_SUPPLIED PASSAGE_.
Response:   RTMs have historically been concentrated with three inter-dealer brokers in the United States, none of which is a major financial institution. The brokers’ fee structures encourage us to concentrate our trades with them by reducing fees for transactions in excess of certain volumes. Regardless of the fee structure, we trade with the broker that provided the most advantageous all-in price.


h)

  Tell us whether you have changed your original accounting on any repurchase agreements during the last three years. If you have, explain specifically how you determined the original accounting as either a sales transaction or as a collateralized financing transaction noting the specific facts and circumstances leading to this determination. Describe the factors, events or changes which resulted in your changing your accounting and describe how the change impacted your financial statements.
Response:   We have not changed the original accounting on any repo agreements during the last three years.
2)   For those repurchase agreements you account for as collateralized financings, please quantify the average quarterly balance for each of the past three years. In addition, quantify the period end balance for each of those quarters and the maximum balance at any month-end. Explain the causes and business reasons for significant variances among these amounts.
Response:   The table below summarizes the period end and average quarterly balances for repos that are accounted for as secured borrowings, as well as the maximum balance at any month-end during a given quarter.

 

     Dollars in billions
     Repos Outstanding
at Quarter End
   Average Quarterly
Repos  Outstanding
   Highest Month-End
Balance
          (A)

_EXERCISE_. Rewrite the passage from the words "Tell us whether" through "your financial statements.", substituting "repo transactions" for "repurchase agreements". The listing has no connection to the passage.

_SOURCE EXCERPT_.
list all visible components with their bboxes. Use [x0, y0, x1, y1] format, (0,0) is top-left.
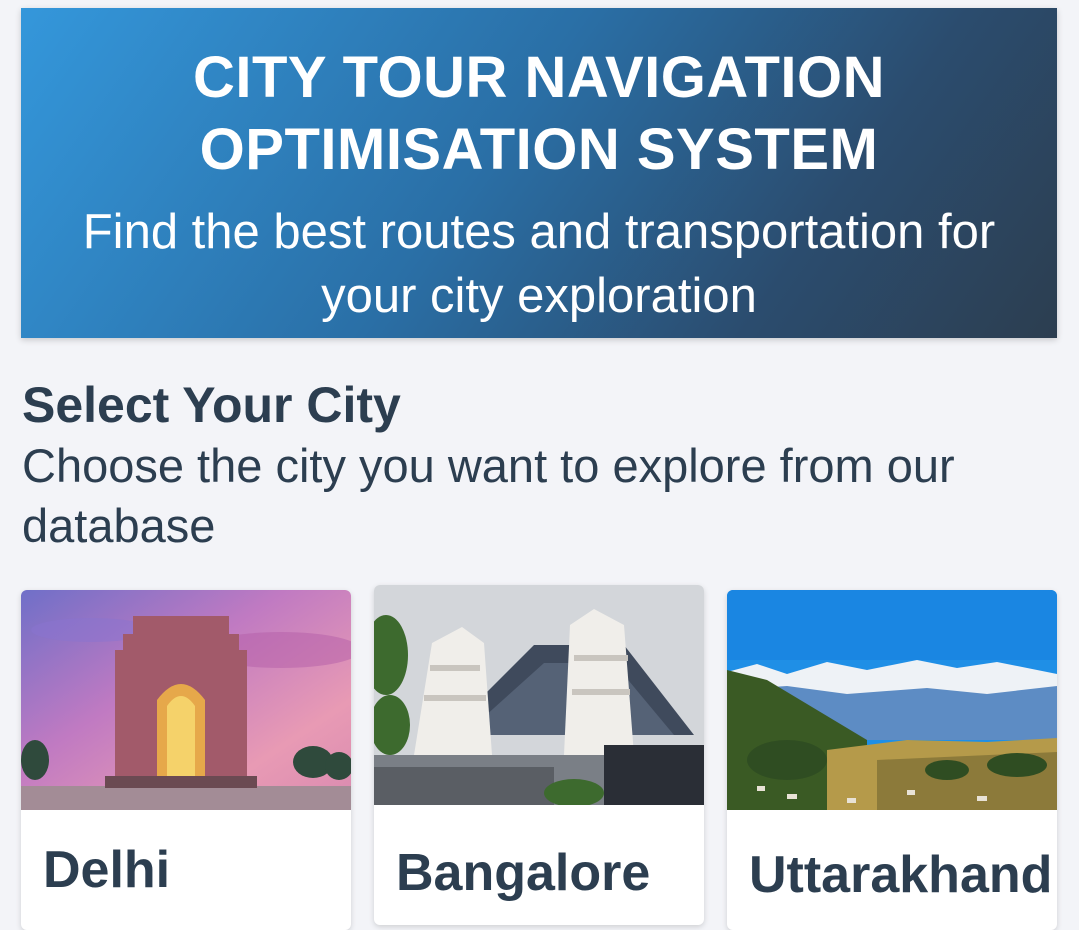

_EXERCISE RESULT_.
Tell us whether you have changed your original accounting on any repo transactions during the last three years. If you have, explain specifically how you determined the original accounting as either a sales transaction or as a collateralized financing transaction noting the specific facts and circumstances leading to this determination. Describe the factors, events or changes which resulted in your changing your accounting and describe how the change impacted your financial statements.